Collection entries
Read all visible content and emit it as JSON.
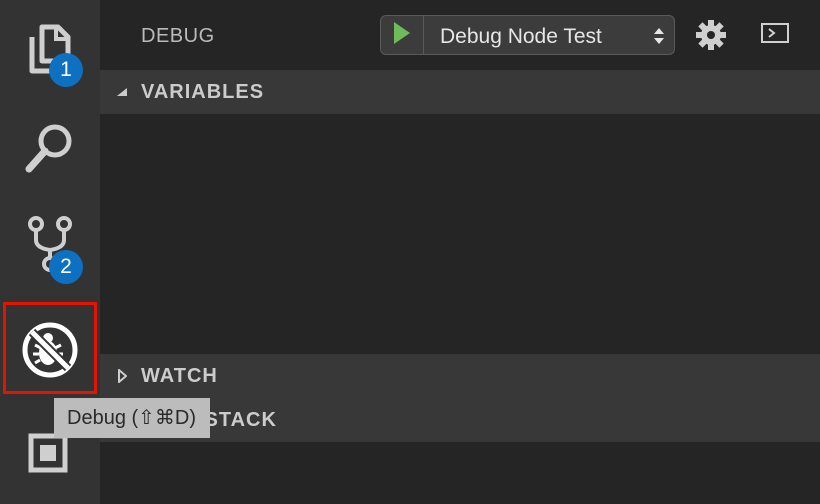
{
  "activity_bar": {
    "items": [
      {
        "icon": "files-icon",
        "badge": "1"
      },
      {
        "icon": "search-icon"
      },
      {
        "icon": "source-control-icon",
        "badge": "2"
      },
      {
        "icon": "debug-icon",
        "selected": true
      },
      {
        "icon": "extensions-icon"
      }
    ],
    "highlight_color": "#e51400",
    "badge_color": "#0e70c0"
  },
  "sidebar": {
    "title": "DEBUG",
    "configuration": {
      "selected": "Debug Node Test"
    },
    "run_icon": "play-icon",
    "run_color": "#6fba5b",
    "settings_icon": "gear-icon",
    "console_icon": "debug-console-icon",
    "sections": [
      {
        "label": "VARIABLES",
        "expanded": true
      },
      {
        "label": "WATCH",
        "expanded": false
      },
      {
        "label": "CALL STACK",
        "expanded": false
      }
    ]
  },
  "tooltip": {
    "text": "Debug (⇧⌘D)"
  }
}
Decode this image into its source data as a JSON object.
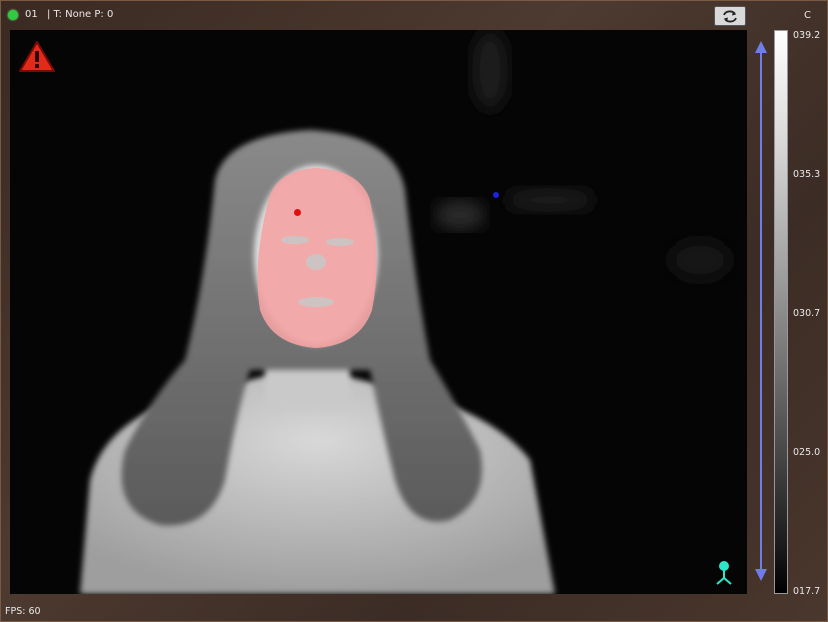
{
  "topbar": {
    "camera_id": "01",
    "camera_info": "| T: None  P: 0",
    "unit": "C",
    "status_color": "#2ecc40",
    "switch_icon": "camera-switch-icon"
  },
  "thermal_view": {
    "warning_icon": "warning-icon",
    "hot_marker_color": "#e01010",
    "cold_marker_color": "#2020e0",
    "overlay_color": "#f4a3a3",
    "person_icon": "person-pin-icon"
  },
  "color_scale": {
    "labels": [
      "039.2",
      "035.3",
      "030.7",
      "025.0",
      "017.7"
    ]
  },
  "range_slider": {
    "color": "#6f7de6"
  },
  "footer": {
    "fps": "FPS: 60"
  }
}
==
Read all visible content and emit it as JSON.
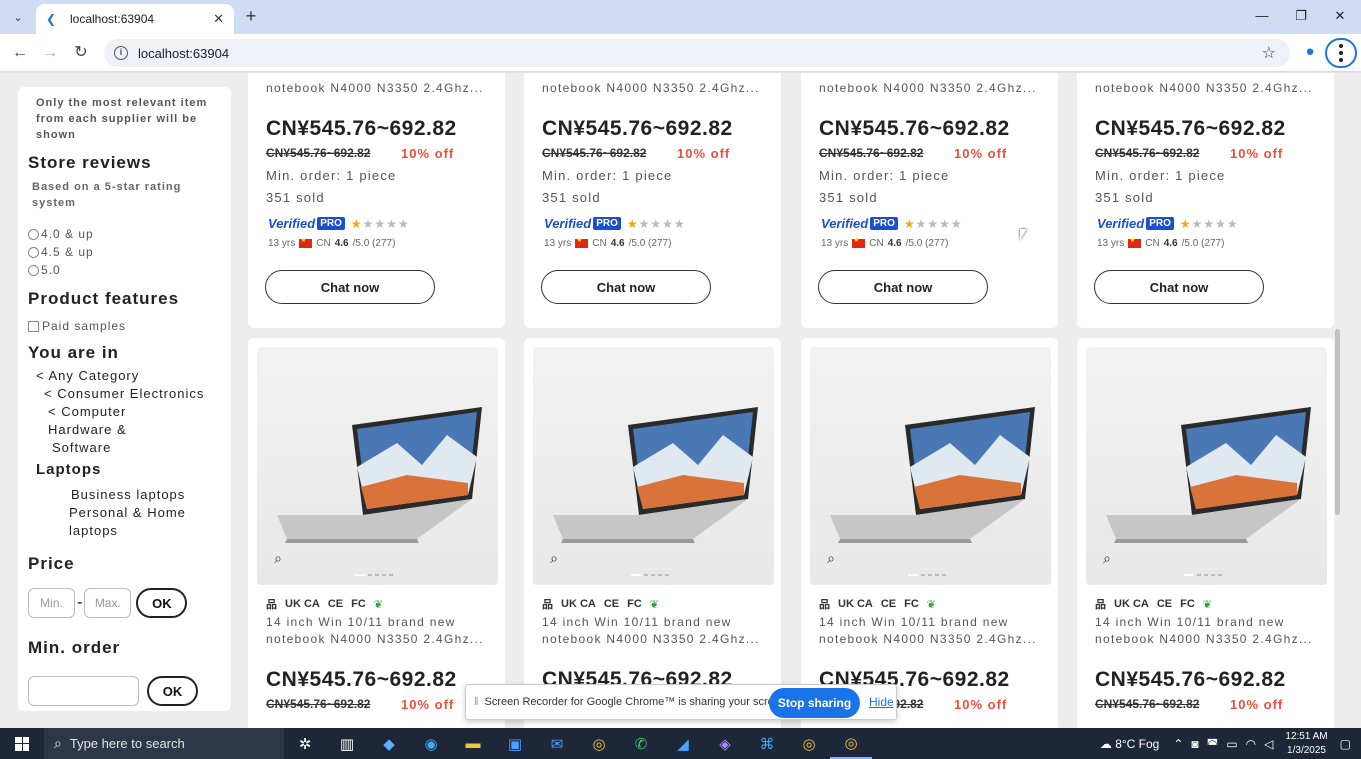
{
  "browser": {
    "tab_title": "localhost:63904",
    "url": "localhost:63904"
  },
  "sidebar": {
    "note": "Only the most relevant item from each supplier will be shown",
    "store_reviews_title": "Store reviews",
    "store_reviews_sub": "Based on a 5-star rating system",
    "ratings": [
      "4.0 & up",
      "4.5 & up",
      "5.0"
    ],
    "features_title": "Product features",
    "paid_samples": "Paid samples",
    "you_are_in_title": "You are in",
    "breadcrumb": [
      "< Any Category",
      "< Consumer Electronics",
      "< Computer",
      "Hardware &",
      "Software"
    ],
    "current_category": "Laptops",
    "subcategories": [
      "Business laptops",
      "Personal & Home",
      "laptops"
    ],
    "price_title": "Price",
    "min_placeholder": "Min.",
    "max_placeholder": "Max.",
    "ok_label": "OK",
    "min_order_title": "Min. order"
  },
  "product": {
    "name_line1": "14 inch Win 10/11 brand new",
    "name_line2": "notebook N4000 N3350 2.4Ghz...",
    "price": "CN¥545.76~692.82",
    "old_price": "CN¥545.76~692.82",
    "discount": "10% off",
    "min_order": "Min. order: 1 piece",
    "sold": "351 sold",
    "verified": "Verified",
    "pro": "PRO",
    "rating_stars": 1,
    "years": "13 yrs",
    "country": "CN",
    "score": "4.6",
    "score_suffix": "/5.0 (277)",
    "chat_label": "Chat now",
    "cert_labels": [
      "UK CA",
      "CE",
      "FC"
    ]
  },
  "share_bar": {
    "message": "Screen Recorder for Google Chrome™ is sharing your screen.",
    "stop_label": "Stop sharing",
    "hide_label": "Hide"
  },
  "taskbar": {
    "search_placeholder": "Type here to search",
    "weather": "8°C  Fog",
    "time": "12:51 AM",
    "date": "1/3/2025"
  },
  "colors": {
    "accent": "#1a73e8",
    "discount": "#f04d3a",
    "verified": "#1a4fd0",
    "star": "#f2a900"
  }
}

**Goal**
Look through the entries above. Extract each line with the word "sharing".

**Final result**
    "message": "Screen Recorder for Google Chrome™ is sharing your screen.",
    "stop_label": "Stop sharing",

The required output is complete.